+++ SUPPLIED RECORDS

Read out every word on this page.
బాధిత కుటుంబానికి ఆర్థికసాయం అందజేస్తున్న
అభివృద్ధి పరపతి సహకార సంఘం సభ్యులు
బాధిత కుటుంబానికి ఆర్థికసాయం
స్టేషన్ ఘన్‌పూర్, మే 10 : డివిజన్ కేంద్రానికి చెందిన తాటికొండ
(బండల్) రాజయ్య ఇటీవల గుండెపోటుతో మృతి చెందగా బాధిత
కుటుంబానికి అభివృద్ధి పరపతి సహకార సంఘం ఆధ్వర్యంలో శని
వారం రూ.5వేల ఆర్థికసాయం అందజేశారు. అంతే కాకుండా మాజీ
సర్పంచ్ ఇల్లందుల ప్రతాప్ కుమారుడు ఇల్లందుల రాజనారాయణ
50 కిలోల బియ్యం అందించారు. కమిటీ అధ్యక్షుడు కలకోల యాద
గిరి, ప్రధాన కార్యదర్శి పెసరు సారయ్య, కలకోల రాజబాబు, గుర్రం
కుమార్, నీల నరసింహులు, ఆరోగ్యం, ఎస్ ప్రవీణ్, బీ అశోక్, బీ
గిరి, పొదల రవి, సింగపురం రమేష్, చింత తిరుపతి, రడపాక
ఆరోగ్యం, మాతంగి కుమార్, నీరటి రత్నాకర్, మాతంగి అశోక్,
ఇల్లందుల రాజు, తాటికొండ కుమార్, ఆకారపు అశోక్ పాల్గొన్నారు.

++++++

— WHAT THIS TASK INVOLVES —
Go through the listing and copy all of it exactly.

— TASK ANSWER —
Read out every word on this page.
బాధిత కుటుంబానికి ఆర్థికసాయం అందజేస్తున్న
అభివృద్ధి పరపతి సహకార సంఘం సభ్యులు
బాధిత కుటుంబానికి ఆర్థికసాయం
స్టేషన్ ఘన్‌పూర్, మే 10 : డివిజన్ కేంద్రానికి చెందిన తాటికొండ
(బండల్) రాజయ్య ఇటీవల గుండెపోటుతో మృతి చెందగా బాధిత
కుటుంబానికి అభివృద్ధి పరపతి సహకార సంఘం ఆధ్వర్యంలో శని
వారం రూ.5వేల ఆర్థికసాయం అందజేశారు. అంతే కాకుండా మాజీ
సర్పంచ్ ఇల్లందుల ప్రతాప్ కుమారుడు ఇల్లందుల రాజనారాయణ
50 కిలోల బియ్యం అందించారు. కమిటీ అధ్యక్షుడు కలకోల యాద
గిరి, ప్రధాన కార్యదర్శి పెసరు సారయ్య, కలకోల రాజబాబు, గుర్రం
కుమార్, నీల నరసింహులు, ఆరోగ్యం, ఎస్ ప్రవీణ్, బీ అశోక్, బీ
గిరి, పొదల రవి, సింగపురం రమేష్, చింత తిరుపతి, రడపాక
ఆరోగ్యం, మాతంగి కుమార్, నీరటి రత్నాకర్, మాతంగి అశోక్,
ఇల్లందుల రాజు, తాటికొండ కుమార్, ఆకారపు అశోక్ పాల్గొన్నారు.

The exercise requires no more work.